Records
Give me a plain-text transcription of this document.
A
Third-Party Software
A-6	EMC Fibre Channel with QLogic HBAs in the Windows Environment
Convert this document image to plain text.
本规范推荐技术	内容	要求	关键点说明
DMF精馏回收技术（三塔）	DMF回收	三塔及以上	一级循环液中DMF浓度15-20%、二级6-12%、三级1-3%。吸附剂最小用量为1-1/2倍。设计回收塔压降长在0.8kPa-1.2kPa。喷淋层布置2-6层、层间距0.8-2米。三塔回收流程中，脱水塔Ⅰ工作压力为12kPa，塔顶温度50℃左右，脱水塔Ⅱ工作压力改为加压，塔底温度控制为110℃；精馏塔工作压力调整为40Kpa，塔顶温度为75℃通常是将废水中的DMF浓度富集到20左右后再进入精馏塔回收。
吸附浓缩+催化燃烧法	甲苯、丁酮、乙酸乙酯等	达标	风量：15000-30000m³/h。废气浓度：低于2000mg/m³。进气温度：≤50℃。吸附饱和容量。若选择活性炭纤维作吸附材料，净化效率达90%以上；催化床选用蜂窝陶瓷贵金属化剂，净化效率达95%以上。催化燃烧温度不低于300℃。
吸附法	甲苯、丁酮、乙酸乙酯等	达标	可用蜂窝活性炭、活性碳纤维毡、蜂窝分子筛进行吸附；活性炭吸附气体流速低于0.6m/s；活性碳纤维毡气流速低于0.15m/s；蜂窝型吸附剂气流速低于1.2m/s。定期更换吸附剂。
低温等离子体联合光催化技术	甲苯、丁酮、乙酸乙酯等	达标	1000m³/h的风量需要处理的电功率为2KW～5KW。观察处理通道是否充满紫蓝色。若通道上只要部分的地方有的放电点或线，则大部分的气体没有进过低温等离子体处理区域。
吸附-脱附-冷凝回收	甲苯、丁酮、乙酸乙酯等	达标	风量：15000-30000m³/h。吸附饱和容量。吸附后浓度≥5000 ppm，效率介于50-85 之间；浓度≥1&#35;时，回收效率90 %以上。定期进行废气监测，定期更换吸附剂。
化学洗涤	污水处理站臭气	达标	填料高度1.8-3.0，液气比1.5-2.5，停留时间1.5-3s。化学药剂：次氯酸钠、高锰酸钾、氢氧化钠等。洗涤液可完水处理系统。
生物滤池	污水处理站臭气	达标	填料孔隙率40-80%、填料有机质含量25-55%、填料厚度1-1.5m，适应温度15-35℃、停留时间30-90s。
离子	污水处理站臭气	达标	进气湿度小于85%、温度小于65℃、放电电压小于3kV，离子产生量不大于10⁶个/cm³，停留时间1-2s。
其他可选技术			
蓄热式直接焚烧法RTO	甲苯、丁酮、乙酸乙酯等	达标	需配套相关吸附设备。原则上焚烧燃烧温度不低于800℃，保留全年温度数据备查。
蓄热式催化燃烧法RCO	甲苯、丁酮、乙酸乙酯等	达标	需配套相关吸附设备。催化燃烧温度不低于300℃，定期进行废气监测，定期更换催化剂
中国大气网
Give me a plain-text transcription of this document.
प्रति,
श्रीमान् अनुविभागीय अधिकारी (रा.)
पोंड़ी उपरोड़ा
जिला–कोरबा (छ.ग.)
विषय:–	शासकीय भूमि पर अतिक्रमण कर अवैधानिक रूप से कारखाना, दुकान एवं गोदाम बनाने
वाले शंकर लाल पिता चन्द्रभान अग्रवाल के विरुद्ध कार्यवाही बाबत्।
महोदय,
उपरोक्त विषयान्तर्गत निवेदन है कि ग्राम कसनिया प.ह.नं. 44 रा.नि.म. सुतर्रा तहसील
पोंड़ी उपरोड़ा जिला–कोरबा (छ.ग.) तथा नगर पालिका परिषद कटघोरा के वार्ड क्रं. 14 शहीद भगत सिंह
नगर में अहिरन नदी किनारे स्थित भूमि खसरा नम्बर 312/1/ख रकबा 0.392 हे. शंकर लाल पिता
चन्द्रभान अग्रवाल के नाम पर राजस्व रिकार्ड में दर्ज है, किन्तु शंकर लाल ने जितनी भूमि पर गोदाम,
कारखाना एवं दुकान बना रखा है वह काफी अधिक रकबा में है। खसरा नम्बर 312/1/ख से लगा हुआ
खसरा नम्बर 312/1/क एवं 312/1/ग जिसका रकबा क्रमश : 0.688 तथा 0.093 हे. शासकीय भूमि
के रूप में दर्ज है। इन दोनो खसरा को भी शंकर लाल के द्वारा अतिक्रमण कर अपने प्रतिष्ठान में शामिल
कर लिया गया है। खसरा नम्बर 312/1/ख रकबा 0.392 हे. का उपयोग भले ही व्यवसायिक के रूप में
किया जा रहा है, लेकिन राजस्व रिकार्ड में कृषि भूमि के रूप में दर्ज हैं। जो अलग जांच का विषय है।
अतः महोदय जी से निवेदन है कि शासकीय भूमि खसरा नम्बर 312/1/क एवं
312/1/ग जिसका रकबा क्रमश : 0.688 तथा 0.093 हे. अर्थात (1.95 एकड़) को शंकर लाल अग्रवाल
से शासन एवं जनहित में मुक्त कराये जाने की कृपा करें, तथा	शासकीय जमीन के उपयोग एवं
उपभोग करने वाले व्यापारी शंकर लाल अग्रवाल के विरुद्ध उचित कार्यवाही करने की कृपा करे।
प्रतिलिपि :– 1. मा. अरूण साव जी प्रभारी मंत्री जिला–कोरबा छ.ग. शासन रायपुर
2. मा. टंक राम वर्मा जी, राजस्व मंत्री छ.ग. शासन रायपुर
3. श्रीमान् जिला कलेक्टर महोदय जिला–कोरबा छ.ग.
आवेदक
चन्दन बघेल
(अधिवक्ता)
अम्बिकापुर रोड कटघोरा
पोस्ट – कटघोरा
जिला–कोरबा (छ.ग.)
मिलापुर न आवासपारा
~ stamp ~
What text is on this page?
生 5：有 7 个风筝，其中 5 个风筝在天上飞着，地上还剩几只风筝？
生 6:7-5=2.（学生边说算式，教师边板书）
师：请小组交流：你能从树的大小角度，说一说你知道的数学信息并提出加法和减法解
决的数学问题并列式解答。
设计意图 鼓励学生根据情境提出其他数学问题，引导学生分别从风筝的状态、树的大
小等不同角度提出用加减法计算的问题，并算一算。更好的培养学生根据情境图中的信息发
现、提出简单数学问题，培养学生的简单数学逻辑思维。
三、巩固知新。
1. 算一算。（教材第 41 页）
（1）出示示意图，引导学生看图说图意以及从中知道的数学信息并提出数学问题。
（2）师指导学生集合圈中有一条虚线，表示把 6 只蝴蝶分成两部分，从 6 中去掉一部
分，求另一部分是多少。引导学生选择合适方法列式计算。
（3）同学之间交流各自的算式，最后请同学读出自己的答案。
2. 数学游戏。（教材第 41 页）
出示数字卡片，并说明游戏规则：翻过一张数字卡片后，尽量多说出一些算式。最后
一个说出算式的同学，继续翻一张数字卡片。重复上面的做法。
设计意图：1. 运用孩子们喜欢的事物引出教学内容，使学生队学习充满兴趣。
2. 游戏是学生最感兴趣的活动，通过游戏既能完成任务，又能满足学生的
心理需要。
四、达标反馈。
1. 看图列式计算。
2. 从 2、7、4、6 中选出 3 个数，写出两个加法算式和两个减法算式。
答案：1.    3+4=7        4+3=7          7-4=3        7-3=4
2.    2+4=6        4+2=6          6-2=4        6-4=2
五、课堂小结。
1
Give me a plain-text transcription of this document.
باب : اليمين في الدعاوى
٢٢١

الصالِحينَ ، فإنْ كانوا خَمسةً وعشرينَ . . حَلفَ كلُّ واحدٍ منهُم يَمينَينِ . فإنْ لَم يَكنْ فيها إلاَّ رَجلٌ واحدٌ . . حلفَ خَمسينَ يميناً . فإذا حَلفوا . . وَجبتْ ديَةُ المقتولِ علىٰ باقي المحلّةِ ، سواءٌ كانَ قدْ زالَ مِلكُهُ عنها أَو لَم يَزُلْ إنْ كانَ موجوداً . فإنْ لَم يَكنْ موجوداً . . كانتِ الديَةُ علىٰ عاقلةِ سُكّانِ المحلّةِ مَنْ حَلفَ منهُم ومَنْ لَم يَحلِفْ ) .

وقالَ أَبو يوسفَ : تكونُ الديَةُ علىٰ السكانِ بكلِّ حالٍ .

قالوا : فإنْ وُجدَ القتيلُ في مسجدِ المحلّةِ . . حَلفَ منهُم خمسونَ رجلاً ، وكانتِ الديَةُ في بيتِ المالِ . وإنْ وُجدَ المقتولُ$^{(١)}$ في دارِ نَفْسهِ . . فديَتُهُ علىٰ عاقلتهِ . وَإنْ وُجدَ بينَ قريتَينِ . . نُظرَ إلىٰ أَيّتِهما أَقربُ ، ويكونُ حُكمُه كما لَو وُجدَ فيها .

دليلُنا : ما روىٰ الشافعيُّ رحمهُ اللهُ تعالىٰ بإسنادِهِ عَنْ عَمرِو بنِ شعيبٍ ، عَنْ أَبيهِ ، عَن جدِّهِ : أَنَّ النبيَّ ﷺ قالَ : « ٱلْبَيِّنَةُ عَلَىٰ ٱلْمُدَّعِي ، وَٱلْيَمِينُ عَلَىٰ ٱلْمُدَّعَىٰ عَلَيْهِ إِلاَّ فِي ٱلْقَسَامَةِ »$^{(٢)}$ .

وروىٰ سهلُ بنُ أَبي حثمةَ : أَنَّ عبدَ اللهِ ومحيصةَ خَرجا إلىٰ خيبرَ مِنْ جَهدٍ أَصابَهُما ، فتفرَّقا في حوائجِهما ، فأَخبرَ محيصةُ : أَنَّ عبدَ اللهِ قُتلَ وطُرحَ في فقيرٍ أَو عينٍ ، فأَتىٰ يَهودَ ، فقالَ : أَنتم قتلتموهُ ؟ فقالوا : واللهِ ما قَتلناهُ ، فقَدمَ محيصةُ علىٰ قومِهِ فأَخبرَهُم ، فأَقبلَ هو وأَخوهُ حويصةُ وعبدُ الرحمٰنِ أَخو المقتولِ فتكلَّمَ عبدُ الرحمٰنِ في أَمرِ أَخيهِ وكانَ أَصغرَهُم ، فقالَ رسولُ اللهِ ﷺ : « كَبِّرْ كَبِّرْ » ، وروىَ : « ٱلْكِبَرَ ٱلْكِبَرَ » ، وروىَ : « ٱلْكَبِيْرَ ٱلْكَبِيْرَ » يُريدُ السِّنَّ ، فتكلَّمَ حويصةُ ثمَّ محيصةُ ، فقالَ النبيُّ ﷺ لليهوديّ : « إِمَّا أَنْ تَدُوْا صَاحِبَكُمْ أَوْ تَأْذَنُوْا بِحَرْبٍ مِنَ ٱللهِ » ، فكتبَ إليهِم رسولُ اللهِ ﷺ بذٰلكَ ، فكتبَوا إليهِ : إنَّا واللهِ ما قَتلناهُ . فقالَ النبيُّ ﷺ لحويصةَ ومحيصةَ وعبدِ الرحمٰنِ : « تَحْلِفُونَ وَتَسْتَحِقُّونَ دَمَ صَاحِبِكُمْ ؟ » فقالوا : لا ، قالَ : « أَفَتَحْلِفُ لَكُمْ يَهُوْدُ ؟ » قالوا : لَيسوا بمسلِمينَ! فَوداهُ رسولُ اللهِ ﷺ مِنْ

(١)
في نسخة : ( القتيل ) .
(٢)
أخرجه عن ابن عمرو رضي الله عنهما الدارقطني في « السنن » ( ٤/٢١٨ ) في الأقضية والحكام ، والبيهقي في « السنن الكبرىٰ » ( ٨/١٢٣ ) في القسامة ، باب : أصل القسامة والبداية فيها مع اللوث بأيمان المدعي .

### REQUIRED TASK
Where a line in the entries holds the word "污水处理站臭气", copy that line.

### CORRECT OUTPUT
化学洗涤	污水处理站臭气	达标	填料高度1.8-3.0，液气比1.5-2.5，停留时间1.5-3s。化学药剂：次氯酸钠、高锰酸钾、氢氧化钠等。洗涤液可完水处理系统。
生物滤池	污水处理站臭气	达标	填料孔隙率40-80%、填料有机质含量25-55%、填料厚度1-1.5m，适应温度15-35℃、停留时间30-90s。
离子	污水处理站臭气	达标	进气湿度小于85%、温度小于65℃、放电电压小于3kV，离子产生量不大于10⁶个/cm³，停留时间1-2s。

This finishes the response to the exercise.